WORK TO DO: Repeat each line of the material exactly.

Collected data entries

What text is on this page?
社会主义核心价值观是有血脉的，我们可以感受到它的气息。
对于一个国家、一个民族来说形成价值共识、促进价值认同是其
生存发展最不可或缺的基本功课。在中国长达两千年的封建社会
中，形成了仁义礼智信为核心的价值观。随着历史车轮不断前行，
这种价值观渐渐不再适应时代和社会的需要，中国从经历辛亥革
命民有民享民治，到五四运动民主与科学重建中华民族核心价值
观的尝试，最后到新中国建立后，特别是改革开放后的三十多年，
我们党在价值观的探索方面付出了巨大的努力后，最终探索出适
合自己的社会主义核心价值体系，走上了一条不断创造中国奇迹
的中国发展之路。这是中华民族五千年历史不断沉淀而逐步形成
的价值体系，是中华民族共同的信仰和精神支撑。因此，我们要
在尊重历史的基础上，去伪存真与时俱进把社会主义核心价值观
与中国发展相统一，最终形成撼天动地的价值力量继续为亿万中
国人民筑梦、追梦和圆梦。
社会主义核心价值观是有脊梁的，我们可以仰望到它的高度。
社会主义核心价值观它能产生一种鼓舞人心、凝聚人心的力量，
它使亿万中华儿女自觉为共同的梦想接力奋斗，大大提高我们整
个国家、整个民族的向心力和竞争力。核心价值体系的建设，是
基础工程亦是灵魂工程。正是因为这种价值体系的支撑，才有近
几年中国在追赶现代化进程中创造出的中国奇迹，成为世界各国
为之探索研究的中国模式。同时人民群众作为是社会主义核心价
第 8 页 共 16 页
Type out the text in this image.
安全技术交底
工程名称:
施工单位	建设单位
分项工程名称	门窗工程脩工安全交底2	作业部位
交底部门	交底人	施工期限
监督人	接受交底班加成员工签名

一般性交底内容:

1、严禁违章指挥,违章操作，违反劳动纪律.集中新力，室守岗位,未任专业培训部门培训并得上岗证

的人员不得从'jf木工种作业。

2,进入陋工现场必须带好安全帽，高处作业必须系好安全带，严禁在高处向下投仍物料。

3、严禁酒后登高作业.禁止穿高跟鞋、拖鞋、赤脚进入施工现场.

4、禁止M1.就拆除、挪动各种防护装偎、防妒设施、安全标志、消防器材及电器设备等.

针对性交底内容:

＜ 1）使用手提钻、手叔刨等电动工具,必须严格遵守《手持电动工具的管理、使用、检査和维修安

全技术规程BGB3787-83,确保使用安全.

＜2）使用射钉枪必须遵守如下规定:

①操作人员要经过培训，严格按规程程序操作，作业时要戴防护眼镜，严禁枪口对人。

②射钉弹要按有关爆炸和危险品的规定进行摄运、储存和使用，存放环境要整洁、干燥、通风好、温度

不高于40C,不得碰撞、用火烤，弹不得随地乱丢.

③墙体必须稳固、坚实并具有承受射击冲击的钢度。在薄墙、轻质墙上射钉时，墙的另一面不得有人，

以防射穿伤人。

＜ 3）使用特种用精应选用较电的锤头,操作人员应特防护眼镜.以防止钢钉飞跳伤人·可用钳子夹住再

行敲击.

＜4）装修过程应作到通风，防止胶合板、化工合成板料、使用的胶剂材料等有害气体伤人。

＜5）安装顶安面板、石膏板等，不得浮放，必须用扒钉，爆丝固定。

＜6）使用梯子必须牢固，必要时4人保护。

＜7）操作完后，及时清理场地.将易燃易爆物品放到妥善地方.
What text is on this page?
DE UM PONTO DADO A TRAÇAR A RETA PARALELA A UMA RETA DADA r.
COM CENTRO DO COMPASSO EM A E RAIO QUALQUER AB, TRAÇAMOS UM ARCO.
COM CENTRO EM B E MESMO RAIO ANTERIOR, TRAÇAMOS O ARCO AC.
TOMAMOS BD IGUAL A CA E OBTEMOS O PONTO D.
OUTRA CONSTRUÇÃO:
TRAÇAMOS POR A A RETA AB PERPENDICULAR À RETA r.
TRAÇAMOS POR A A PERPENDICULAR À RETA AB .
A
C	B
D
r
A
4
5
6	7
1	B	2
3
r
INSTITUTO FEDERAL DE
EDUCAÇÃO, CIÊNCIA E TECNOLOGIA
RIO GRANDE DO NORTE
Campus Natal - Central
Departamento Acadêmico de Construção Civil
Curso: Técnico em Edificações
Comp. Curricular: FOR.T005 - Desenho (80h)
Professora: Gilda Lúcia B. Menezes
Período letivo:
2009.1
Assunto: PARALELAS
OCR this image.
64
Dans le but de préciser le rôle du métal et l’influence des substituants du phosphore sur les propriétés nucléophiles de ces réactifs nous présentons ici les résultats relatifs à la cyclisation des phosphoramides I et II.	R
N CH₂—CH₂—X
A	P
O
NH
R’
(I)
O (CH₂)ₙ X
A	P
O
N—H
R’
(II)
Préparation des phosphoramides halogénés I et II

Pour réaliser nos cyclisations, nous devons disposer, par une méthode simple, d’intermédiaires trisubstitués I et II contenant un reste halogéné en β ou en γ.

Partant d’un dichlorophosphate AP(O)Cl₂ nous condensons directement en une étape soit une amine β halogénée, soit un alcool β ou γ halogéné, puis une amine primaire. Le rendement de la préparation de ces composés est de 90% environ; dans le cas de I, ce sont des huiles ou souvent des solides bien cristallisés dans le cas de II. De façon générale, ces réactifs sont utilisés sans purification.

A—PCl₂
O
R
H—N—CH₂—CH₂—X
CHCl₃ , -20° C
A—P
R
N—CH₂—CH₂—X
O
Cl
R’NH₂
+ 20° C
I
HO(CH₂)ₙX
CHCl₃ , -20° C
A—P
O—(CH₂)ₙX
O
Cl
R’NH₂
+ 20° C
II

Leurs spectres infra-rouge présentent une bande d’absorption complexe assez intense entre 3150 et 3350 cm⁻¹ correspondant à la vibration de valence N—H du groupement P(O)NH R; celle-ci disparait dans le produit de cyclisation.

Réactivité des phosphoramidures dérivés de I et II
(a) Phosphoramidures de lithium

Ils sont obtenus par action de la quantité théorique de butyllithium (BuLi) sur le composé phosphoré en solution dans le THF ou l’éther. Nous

WRITTEN REPLY:
What text is on this page?
社会主义核心价值观是有血脉的，我们可以感受到它的气息。
对于一个国家、一个民族来说形成价值共识、促进价值认同是其
生存发展最不可或缺的基本功课。在中国长达两千年的封建社会
中，形成了仁义礼智信为核心的价值观。随着历史车轮不断前行，
这种价值观渐渐不再适应时代和社会的需要，中国从经历辛亥革
命民有民享民治，到五四运动民主与科学重建中华民族核心价值
观的尝试，最后到新中国建立后，特别是改革开放后的三十多年，
我们党在价值观的探索方面付出了巨大的努力后，最终探索出适
合自己的社会主义核心价值体系，走上了一条不断创造中国奇迹
的中国发展之路。这是中华民族五千年历史不断沉淀而逐步形成
的价值体系，是中华民族共同的信仰和精神支撑。因此，我们要
在尊重历史的基础上，去伪存真与时俱进把社会主义核心价值观
与中国发展相统一，最终形成撼天动地的价值力量继续为亿万中
国人民筑梦、追梦和圆梦。
社会主义核心价值观是有脊梁的，我们可以仰望到它的高度。
社会主义核心价值观它能产生一种鼓舞人心、凝聚人心的力量，
它使亿万中华儿女自觉为共同的梦想接力奋斗，大大提高我们整
个国家、整个民族的向心力和竞争力。核心价值体系的建设，是
基础工程亦是灵魂工程。正是因为这种价值体系的支撑，才有近
几年中国在追赶现代化进程中创造出的中国奇迹，成为世界各国
为之探索研究的中国模式。同时人民群众作为是社会主义核心价
第 8 页 共 16 页
Type out the text in this image.
安全技术交底
工程名称:
施工单位	建设单位
分项工程名称	门窗工程脩工安全交底2	作业部位
交底部门	交底人	施工期限
监督人	接受交底班加成员工签名

一般性交底内容:

1、严禁违章指挥,违章操作，违反劳动纪律.集中新力，室守岗位,未任专业培训部门培训并得上岗证

的人员不得从'jf木工种作业。

2,进入陋工现场必须带好安全帽，高处作业必须系好安全带，严禁在高处向下投仍物料。

3、严禁酒后登高作业.禁止穿高跟鞋、拖鞋、赤脚进入施工现场.

4、禁止M1.就拆除、挪动各种防护装偎、防妒设施、安全标志、消防器材及电器设备等.

针对性交底内容:

＜ 1）使用手提钻、手叔刨等电动工具,必须严格遵守《手持电动工具的管理、使用、检査和维修安

全技术规程BGB3787-83,确保使用安全.

＜2）使用射钉枪必须遵守如下规定:

①操作人员要经过培训，严格按规程程序操作，作业时要戴防护眼镜，严禁枪口对人。

②射钉弹要按有关爆炸和危险品的规定进行摄运、储存和使用，存放环境要整洁、干燥、通风好、温度

不高于40C,不得碰撞、用火烤，弹不得随地乱丢.

③墙体必须稳固、坚实并具有承受射击冲击的钢度。在薄墙、轻质墙上射钉时，墙的另一面不得有人，

以防射穿伤人。

＜ 3）使用特种用精应选用较电的锤头,操作人员应特防护眼镜.以防止钢钉飞跳伤人·可用钳子夹住再

行敲击.

＜4）装修过程应作到通风，防止胶合板、化工合成板料、使用的胶剂材料等有害气体伤人。

＜5）安装顶安面板、石膏板等，不得浮放，必须用扒钉，爆丝固定。

＜6）使用梯子必须牢固，必要时4人保护。

＜7）操作完后，及时清理场地.将易燃易爆物品放到妥善地方.
What text is on this page?
DE UM PONTO DADO A TRAÇAR A RETA PARALELA A UMA RETA DADA r.
COM CENTRO DO COMPASSO EM A E RAIO QUALQUER AB, TRAÇAMOS UM ARCO.
COM CENTRO EM B E MESMO RAIO ANTERIOR, TRAÇAMOS O ARCO AC.
TOMAMOS BD IGUAL A CA E OBTEMOS O PONTO D.
OUTRA CONSTRUÇÃO:
TRAÇAMOS POR A A RETA AB PERPENDICULAR À RETA r.
TRAÇAMOS POR A A PERPENDICULAR À RETA AB .
A
C	B
D
r
A
4
5
6	7
1	B	2
3
r
INSTITUTO FEDERAL DE
EDUCAÇÃO, CIÊNCIA E TECNOLOGIA
RIO GRANDE DO NORTE
Campus Natal - Central
Departamento Acadêmico de Construção Civil
Curso: Técnico em Edificações
Comp. Curricular: FOR.T005 - Desenho (80h)
Professora: Gilda Lúcia B. Menezes
Período letivo:
2009.1
Assunto: PARALELAS
OCR this image.
64
Dans le but de préciser le rôle du métal et l’influence des substituants du phosphore sur les propriétés nucléophiles de ces réactifs nous présentons ici les résultats relatifs à la cyclisation des phosphoramides I et II.	R
N CH₂—CH₂—X
A	P
O
NH
R’
(I)
O (CH₂)ₙ X
A	P
O
N—H
R’
(II)
Préparation des phosphoramides halogénés I et II

Pour réaliser nos cyclisations, nous devons disposer, par une méthode simple, d’intermédiaires trisubstitués I et II contenant un reste halogéné en β ou en γ.

Partant d’un dichlorophosphate AP(O)Cl₂ nous condensons directement en une étape soit une amine β halogénée, soit un alcool β ou γ halogéné, puis une amine primaire. Le rendement de la préparation de ces composés est de 90% environ; dans le cas de I, ce sont des huiles ou souvent des solides bien cristallisés dans le cas de II. De façon générale, ces réactifs sont utilisés sans purification.

A—PCl₂
O
R
H—N—CH₂—CH₂—X
CHCl₃ , -20° C
A—P
R
N—CH₂—CH₂—X
O
Cl
R’NH₂
+ 20° C
I
HO(CH₂)ₙX
CHCl₃ , -20° C
A—P
O—(CH₂)ₙX
O
Cl
R’NH₂
+ 20° C
II

Leurs spectres infra-rouge présentent une bande d’absorption complexe assez intense entre 3150 et 3350 cm⁻¹ correspondant à la vibration de valence N—H du groupement P(O)NH R; celle-ci disparait dans le produit de cyclisation.

Réactivité des phosphoramidures dérivés de I et II
(a) Phosphoramidures de lithium

Ils sont obtenus par action de la quantité théorique de butyllithium (BuLi) sur le composé phosphoré en solution dans le THF ou l’éther. Nous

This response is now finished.